start Supplied material
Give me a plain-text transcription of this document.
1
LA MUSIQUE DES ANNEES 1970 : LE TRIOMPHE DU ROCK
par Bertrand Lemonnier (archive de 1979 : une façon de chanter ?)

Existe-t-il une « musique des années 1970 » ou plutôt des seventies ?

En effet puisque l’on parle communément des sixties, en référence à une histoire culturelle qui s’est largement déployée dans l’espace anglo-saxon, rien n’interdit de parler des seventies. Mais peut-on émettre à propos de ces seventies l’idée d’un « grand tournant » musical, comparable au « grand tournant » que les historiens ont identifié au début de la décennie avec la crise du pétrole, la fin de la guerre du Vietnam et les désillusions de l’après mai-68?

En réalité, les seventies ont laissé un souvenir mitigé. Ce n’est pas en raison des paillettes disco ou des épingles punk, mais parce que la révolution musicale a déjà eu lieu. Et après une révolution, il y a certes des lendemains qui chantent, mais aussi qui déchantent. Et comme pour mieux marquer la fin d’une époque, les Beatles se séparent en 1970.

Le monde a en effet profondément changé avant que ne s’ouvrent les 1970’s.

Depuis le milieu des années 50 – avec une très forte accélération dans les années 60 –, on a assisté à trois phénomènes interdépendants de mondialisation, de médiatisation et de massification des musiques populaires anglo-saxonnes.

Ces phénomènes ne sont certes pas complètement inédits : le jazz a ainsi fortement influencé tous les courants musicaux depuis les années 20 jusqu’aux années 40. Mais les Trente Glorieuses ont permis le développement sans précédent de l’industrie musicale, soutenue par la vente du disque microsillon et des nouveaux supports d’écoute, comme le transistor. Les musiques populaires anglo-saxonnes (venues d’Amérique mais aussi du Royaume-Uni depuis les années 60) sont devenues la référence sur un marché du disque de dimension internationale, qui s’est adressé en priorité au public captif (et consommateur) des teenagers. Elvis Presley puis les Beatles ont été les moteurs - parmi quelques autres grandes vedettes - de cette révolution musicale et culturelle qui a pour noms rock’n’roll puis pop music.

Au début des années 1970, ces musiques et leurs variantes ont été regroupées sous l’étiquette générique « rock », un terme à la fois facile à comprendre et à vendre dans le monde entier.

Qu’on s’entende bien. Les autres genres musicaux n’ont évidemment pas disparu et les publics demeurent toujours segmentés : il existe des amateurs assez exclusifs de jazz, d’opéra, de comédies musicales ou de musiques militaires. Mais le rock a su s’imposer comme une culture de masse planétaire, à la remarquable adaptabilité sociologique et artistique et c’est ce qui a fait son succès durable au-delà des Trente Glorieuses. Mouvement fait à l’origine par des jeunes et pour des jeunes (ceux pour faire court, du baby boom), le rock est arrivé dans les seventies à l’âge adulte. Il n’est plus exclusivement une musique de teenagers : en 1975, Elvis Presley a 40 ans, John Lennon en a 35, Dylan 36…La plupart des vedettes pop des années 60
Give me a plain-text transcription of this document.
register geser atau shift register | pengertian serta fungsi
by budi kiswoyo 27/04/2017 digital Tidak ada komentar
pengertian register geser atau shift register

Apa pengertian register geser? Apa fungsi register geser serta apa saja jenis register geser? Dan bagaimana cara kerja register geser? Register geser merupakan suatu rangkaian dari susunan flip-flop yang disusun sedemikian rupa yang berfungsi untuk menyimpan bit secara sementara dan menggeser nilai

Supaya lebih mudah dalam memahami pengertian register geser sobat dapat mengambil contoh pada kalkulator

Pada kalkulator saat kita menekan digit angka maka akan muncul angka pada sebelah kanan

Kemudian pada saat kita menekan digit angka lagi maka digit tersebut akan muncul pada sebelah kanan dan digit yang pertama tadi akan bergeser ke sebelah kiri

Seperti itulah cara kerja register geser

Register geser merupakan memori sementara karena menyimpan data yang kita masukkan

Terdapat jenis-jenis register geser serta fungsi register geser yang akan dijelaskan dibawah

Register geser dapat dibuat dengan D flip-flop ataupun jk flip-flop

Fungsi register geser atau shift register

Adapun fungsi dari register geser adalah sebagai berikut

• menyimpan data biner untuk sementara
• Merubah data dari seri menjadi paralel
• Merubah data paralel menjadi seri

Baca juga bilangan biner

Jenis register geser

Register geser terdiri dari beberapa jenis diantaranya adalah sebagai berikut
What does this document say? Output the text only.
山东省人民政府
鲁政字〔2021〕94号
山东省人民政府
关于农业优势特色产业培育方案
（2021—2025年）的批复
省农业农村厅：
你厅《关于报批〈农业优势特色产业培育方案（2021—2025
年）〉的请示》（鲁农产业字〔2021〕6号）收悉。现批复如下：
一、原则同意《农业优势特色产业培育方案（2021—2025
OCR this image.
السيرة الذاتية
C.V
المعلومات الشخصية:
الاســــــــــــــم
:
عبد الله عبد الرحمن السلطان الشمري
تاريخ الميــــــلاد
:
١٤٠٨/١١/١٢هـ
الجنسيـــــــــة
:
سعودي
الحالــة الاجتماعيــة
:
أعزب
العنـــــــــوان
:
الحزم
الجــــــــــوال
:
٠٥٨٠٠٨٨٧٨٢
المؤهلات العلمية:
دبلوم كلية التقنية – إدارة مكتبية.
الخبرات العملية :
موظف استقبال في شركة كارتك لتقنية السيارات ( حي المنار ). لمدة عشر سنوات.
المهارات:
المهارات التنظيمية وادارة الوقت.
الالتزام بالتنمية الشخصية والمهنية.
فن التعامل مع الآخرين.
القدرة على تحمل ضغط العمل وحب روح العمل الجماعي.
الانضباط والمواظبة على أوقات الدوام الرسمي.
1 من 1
end Supplied material
### Prompt
Retype the data exactly as given.

### Written solution
Give me a plain-text transcription of this document.
1
LA MUSIQUE DES ANNEES 1970 : LE TRIOMPHE DU ROCK
par Bertrand Lemonnier (archive de 1979 : une façon de chanter ?)

Existe-t-il une « musique des années 1970 » ou plutôt des seventies ?

En effet puisque l’on parle communément des sixties, en référence à une histoire culturelle qui s’est largement déployée dans l’espace anglo-saxon, rien n’interdit de parler des seventies. Mais peut-on émettre à propos de ces seventies l’idée d’un « grand tournant » musical, comparable au « grand tournant » que les historiens ont identifié au début de la décennie avec la crise du pétrole, la fin de la guerre du Vietnam et les désillusions de l’après mai-68?

En réalité, les seventies ont laissé un souvenir mitigé. Ce n’est pas en raison des paillettes disco ou des épingles punk, mais parce que la révolution musicale a déjà eu lieu. Et après une révolution, il y a certes des lendemains qui chantent, mais aussi qui déchantent. Et comme pour mieux marquer la fin d’une époque, les Beatles se séparent en 1970.

Le monde a en effet profondément changé avant que ne s’ouvrent les 1970’s.

Depuis le milieu des années 50 – avec une très forte accélération dans les années 60 –, on a assisté à trois phénomènes interdépendants de mondialisation, de médiatisation et de massification des musiques populaires anglo-saxonnes.

Ces phénomènes ne sont certes pas complètement inédits : le jazz a ainsi fortement influencé tous les courants musicaux depuis les années 20 jusqu’aux années 40. Mais les Trente Glorieuses ont permis le développement sans précédent de l’industrie musicale, soutenue par la vente du disque microsillon et des nouveaux supports d’écoute, comme le transistor. Les musiques populaires anglo-saxonnes (venues d’Amérique mais aussi du Royaume-Uni depuis les années 60) sont devenues la référence sur un marché du disque de dimension internationale, qui s’est adressé en priorité au public captif (et consommateur) des teenagers. Elvis Presley puis les Beatles ont été les moteurs - parmi quelques autres grandes vedettes - de cette révolution musicale et culturelle qui a pour noms rock’n’roll puis pop music.

Au début des années 1970, ces musiques et leurs variantes ont été regroupées sous l’étiquette générique « rock », un terme à la fois facile à comprendre et à vendre dans le monde entier.

Qu’on s’entende bien. Les autres genres musicaux n’ont évidemment pas disparu et les publics demeurent toujours segmentés : il existe des amateurs assez exclusifs de jazz, d’opéra, de comédies musicales ou de musiques militaires. Mais le rock a su s’imposer comme une culture de masse planétaire, à la remarquable adaptabilité sociologique et artistique et c’est ce qui a fait son succès durable au-delà des Trente Glorieuses. Mouvement fait à l’origine par des jeunes et pour des jeunes (ceux pour faire court, du baby boom), le rock est arrivé dans les seventies à l’âge adulte. Il n’est plus exclusivement une musique de teenagers : en 1975, Elvis Presley a 40 ans, John Lennon en a 35, Dylan 36…La plupart des vedettes pop des années 60
Give me a plain-text transcription of this document.
register geser atau shift register | pengertian serta fungsi
by budi kiswoyo 27/04/2017 digital Tidak ada komentar
pengertian register geser atau shift register

Apa pengertian register geser? Apa fungsi register geser serta apa saja jenis register geser? Dan bagaimana cara kerja register geser? Register geser merupakan suatu rangkaian dari susunan flip-flop yang disusun sedemikian rupa yang berfungsi untuk menyimpan bit secara sementara dan menggeser nilai

Supaya lebih mudah dalam memahami pengertian register geser sobat dapat mengambil contoh pada kalkulator

Pada kalkulator saat kita menekan digit angka maka akan muncul angka pada sebelah kanan

Kemudian pada saat kita menekan digit angka lagi maka digit tersebut akan muncul pada sebelah kanan dan digit yang pertama tadi akan bergeser ke sebelah kiri

Seperti itulah cara kerja register geser

Register geser merupakan memori sementara karena menyimpan data yang kita masukkan

Terdapat jenis-jenis register geser serta fungsi register geser yang akan dijelaskan dibawah

Register geser dapat dibuat dengan D flip-flop ataupun jk flip-flop

Fungsi register geser atau shift register

Adapun fungsi dari register geser adalah sebagai berikut

• menyimpan data biner untuk sementara
• Merubah data dari seri menjadi paralel
• Merubah data paralel menjadi seri

Baca juga bilangan biner

Jenis register geser

Register geser terdiri dari beberapa jenis diantaranya adalah sebagai berikut
What does this document say? Output the text only.
山东省人民政府
鲁政字〔2021〕94号
山东省人民政府
关于农业优势特色产业培育方案
（2021—2025年）的批复
省农业农村厅：
你厅《关于报批〈农业优势特色产业培育方案（2021—2025
年）〉的请示》（鲁农产业字〔2021〕6号）收悉。现批复如下：
一、原则同意《农业优势特色产业培育方案（2021—2025
OCR this image.
السيرة الذاتية
C.V
المعلومات الشخصية:
الاســــــــــــــم
:
عبد الله عبد الرحمن السلطان الشمري
تاريخ الميــــــلاد
:
١٤٠٨/١١/١٢هـ
الجنسيـــــــــة
:
سعودي
الحالــة الاجتماعيــة
:
أعزب
العنـــــــــوان
:
الحزم
الجــــــــــوال
:
٠٥٨٠٠٨٨٧٨٢
المؤهلات العلمية:
دبلوم كلية التقنية – إدارة مكتبية.
الخبرات العملية :
موظف استقبال في شركة كارتك لتقنية السيارات ( حي المنار ). لمدة عشر سنوات.
المهارات:
المهارات التنظيمية وادارة الوقت.
الالتزام بالتنمية الشخصية والمهنية.
فن التعامل مع الآخرين.
القدرة على تحمل ضغط العمل وحب روح العمل الجماعي.
الانضباط والمواظبة على أوقات الدوام الرسمي.
1 من 1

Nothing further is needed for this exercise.